**STATED EXERCISE:** Entries follow. Set all of them down as they stand.
+--
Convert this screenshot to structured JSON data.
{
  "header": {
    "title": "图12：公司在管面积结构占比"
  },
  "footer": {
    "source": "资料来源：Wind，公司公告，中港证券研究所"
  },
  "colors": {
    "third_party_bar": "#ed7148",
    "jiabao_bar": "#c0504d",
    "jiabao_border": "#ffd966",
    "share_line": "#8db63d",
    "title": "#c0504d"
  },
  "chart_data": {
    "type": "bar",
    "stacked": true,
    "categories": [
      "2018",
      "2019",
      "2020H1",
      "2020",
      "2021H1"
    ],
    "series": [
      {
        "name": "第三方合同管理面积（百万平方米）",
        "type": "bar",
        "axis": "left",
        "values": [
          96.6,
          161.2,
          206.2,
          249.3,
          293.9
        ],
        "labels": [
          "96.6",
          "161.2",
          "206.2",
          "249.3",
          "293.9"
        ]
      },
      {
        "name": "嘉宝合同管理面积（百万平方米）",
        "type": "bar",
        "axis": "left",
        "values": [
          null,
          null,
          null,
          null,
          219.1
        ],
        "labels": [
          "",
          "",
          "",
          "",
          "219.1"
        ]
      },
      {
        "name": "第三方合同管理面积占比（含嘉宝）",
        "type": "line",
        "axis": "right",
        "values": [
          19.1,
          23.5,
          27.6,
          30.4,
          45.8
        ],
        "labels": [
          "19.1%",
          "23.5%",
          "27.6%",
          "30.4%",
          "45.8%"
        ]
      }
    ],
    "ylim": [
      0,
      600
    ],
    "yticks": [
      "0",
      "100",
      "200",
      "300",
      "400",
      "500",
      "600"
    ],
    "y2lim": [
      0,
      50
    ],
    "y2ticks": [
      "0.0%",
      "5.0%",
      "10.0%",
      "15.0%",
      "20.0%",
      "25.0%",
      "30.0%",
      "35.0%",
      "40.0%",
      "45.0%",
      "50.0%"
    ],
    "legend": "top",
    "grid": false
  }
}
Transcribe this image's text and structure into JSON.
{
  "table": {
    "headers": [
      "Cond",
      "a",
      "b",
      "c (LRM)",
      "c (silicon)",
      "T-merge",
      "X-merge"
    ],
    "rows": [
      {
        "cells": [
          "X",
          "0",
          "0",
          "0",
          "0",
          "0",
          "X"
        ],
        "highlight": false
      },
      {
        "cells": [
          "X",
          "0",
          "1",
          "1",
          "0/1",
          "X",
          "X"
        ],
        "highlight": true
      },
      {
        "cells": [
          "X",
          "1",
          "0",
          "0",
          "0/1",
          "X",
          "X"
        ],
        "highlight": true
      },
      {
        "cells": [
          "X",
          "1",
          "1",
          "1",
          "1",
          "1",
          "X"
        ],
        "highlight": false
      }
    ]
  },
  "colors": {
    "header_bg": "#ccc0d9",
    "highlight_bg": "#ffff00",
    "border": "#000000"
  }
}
+--
**SOLUTION:**
Convert this screenshot to structured JSON data.
{
  "header": {
    "title": "图12：公司在管面积结构占比"
  },
  "footer": {
    "source": "资料来源：Wind，公司公告，中港证券研究所"
  },
  "colors": {
    "third_party_bar": "#ed7148",
    "jiabao_bar": "#c0504d",
    "jiabao_border": "#ffd966",
    "share_line": "#8db63d",
    "title": "#c0504d"
  },
  "chart_data": {
    "type": "bar",
    "stacked": true,
    "categories": [
      "2018",
      "2019",
      "2020H1",
      "2020",
      "2021H1"
    ],
    "series": [
      {
        "name": "第三方合同管理面积（百万平方米）",
        "type": "bar",
        "axis": "left",
        "values": [
          96.6,
          161.2,
          206.2,
          249.3,
          293.9
        ],
        "labels": [
          "96.6",
          "161.2",
          "206.2",
          "249.3",
          "293.9"
        ]
      },
      {
        "name": "嘉宝合同管理面积（百万平方米）",
        "type": "bar",
        "axis": "left",
        "values": [
          null,
          null,
          null,
          null,
          219.1
        ],
        "labels": [
          "",
          "",
          "",
          "",
          "219.1"
        ]
      },
      {
        "name": "第三方合同管理面积占比（含嘉宝）",
        "type": "line",
        "axis": "right",
        "values": [
          19.1,
          23.5,
          27.6,
          30.4,
          45.8
        ],
        "labels": [
          "19.1%",
          "23.5%",
          "27.6%",
          "30.4%",
          "45.8%"
        ]
      }
    ],
    "ylim": [
      0,
      600
    ],
    "yticks": [
      "0",
      "100",
      "200",
      "300",
      "400",
      "500",
      "600"
    ],
    "y2lim": [
      0,
      50
    ],
    "y2ticks": [
      "0.0%",
      "5.0%",
      "10.0%",
      "15.0%",
      "20.0%",
      "25.0%",
      "30.0%",
      "35.0%",
      "40.0%",
      "45.0%",
      "50.0%"
    ],
    "legend": "top",
    "grid": false
  }
}
Transcribe this image's text and structure into JSON.
{
  "table": {
    "headers": [
      "Cond",
      "a",
      "b",
      "c (LRM)",
      "c (silicon)",
      "T-merge",
      "X-merge"
    ],
    "rows": [
      {
        "cells": [
          "X",
          "0",
          "0",
          "0",
          "0",
          "0",
          "X"
        ],
        "highlight": false
      },
      {
        "cells": [
          "X",
          "0",
          "1",
          "1",
          "0/1",
          "X",
          "X"
        ],
        "highlight": true
      },
      {
        "cells": [
          "X",
          "1",
          "0",
          "0",
          "0/1",
          "X",
          "X"
        ],
        "highlight": true
      },
      {
        "cells": [
          "X",
          "1",
          "1",
          "1",
          "1",
          "1",
          "X"
        ],
        "highlight": false
      }
    ]
  },
  "colors": {
    "header_bg": "#ccc0d9",
    "highlight_bg": "#ffff00",
    "border": "#000000"
  }
}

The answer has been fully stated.